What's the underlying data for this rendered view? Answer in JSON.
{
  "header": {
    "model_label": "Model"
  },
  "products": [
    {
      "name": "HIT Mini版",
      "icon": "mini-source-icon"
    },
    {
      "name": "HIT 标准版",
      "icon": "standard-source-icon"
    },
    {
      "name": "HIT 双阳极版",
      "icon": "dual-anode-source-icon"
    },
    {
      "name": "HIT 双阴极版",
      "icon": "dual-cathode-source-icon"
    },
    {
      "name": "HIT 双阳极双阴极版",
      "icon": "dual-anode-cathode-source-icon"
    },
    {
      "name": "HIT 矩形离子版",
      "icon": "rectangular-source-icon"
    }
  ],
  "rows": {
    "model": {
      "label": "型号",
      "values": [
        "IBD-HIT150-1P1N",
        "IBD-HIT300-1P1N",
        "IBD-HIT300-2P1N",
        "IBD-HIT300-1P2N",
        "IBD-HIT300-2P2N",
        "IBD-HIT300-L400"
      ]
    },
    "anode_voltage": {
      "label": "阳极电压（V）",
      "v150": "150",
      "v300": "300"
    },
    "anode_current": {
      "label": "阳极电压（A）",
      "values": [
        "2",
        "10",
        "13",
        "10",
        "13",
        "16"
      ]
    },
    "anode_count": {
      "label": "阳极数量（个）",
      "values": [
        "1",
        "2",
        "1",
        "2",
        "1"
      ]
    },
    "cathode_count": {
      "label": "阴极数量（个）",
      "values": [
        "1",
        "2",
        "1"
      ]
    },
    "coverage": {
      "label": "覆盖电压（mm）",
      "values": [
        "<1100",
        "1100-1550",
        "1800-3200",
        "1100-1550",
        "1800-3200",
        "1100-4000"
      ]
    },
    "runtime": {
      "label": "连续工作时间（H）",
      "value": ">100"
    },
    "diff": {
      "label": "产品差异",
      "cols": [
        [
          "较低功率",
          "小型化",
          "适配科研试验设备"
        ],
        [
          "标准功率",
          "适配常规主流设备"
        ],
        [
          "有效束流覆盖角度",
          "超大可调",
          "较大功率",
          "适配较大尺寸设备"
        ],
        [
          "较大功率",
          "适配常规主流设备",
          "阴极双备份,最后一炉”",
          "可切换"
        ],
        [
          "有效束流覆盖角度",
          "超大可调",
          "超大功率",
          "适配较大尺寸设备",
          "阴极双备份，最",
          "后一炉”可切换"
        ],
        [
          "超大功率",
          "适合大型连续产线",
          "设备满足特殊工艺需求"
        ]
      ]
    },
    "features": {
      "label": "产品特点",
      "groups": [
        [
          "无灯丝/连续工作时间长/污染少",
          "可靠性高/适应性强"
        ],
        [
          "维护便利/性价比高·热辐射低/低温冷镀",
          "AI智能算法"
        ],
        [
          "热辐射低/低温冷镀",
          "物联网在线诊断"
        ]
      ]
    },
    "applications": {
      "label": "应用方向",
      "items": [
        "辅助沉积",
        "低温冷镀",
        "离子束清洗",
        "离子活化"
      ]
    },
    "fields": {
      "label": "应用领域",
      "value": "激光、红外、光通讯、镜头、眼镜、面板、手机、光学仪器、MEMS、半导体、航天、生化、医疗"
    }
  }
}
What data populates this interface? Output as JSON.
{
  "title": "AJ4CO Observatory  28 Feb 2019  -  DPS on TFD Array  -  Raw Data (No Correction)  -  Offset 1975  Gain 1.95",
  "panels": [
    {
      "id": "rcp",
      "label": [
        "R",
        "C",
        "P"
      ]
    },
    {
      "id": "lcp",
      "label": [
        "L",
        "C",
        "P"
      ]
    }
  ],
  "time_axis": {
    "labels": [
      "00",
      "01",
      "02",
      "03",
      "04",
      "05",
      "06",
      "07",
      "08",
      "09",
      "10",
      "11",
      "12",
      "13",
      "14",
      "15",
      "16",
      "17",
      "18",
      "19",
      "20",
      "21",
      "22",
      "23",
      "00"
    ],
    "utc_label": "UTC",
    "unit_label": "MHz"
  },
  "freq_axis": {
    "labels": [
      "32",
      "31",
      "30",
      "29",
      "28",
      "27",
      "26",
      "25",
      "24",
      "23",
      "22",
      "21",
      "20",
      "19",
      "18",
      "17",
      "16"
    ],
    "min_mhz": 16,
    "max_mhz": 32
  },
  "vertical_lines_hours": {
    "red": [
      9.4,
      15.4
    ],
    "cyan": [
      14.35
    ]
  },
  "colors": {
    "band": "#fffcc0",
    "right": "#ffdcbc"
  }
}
┄┄┄┄┄┄┄┄┄┄┄┄┄┄┄┄┄┄┄┄
### Set exercise:
Reproduce each line verbatim.

### Written answer:
What's the underlying data for this rendered view? Answer in JSON.
{
  "header": {
    "model_label": "Model"
  },
  "products": [
    {
      "name": "HIT Mini版",
      "icon": "mini-source-icon"
    },
    {
      "name": "HIT 标准版",
      "icon": "standard-source-icon"
    },
    {
      "name": "HIT 双阳极版",
      "icon": "dual-anode-source-icon"
    },
    {
      "name": "HIT 双阴极版",
      "icon": "dual-cathode-source-icon"
    },
    {
      "name": "HIT 双阳极双阴极版",
      "icon": "dual-anode-cathode-source-icon"
    },
    {
      "name": "HIT 矩形离子版",
      "icon": "rectangular-source-icon"
    }
  ],
  "rows": {
    "model": {
      "label": "型号",
      "values": [
        "IBD-HIT150-1P1N",
        "IBD-HIT300-1P1N",
        "IBD-HIT300-2P1N",
        "IBD-HIT300-1P2N",
        "IBD-HIT300-2P2N",
        "IBD-HIT300-L400"
      ]
    },
    "anode_voltage": {
      "label": "阳极电压（V）",
      "v150": "150",
      "v300": "300"
    },
    "anode_current": {
      "label": "阳极电压（A）",
      "values": [
        "2",
        "10",
        "13",
        "10",
        "13",
        "16"
      ]
    },
    "anode_count": {
      "label": "阳极数量（个）",
      "values": [
        "1",
        "2",
        "1",
        "2",
        "1"
      ]
    },
    "cathode_count": {
      "label": "阴极数量（个）",
      "values": [
        "1",
        "2",
        "1"
      ]
    },
    "coverage": {
      "label": "覆盖电压（mm）",
      "values": [
        "<1100",
        "1100-1550",
        "1800-3200",
        "1100-1550",
        "1800-3200",
        "1100-4000"
      ]
    },
    "runtime": {
      "label": "连续工作时间（H）",
      "value": ">100"
    },
    "diff": {
      "label": "产品差异",
      "cols": [
        [
          "较低功率",
          "小型化",
          "适配科研试验设备"
        ],
        [
          "标准功率",
          "适配常规主流设备"
        ],
        [
          "有效束流覆盖角度",
          "超大可调",
          "较大功率",
          "适配较大尺寸设备"
        ],
        [
          "较大功率",
          "适配常规主流设备",
          "阴极双备份,最后一炉”",
          "可切换"
        ],
        [
          "有效束流覆盖角度",
          "超大可调",
          "超大功率",
          "适配较大尺寸设备",
          "阴极双备份，最",
          "后一炉”可切换"
        ],
        [
          "超大功率",
          "适合大型连续产线",
          "设备满足特殊工艺需求"
        ]
      ]
    },
    "features": {
      "label": "产品特点",
      "groups": [
        [
          "无灯丝/连续工作时间长/污染少",
          "可靠性高/适应性强"
        ],
        [
          "维护便利/性价比高·热辐射低/低温冷镀",
          "AI智能算法"
        ],
        [
          "热辐射低/低温冷镀",
          "物联网在线诊断"
        ]
      ]
    },
    "applications": {
      "label": "应用方向",
      "items": [
        "辅助沉积",
        "低温冷镀",
        "离子束清洗",
        "离子活化"
      ]
    },
    "fields": {
      "label": "应用领域",
      "value": "激光、红外、光通讯、镜头、眼镜、面板、手机、光学仪器、MEMS、半导体、航天、生化、医疗"
    }
  }
}
What data populates this interface? Output as JSON.
{
  "title": "AJ4CO Observatory  28 Feb 2019  -  DPS on TFD Array  -  Raw Data (No Correction)  -  Offset 1975  Gain 1.95",
  "panels": [
    {
      "id": "rcp",
      "label": [
        "R",
        "C",
        "P"
      ]
    },
    {
      "id": "lcp",
      "label": [
        "L",
        "C",
        "P"
      ]
    }
  ],
  "time_axis": {
    "labels": [
      "00",
      "01",
      "02",
      "03",
      "04",
      "05",
      "06",
      "07",
      "08",
      "09",
      "10",
      "11",
      "12",
      "13",
      "14",
      "15",
      "16",
      "17",
      "18",
      "19",
      "20",
      "21",
      "22",
      "23",
      "00"
    ],
    "utc_label": "UTC",
    "unit_label": "MHz"
  },
  "freq_axis": {
    "labels": [
      "32",
      "31",
      "30",
      "29",
      "28",
      "27",
      "26",
      "25",
      "24",
      "23",
      "22",
      "21",
      "20",
      "19",
      "18",
      "17",
      "16"
    ],
    "min_mhz": 16,
    "max_mhz": 32
  },
  "vertical_lines_hours": {
    "red": [
      9.4,
      15.4
    ],
    "cyan": [
      14.35
    ]
  },
  "colors": {
    "band": "#fffcc0",
    "right": "#ffdcbc"
  }
}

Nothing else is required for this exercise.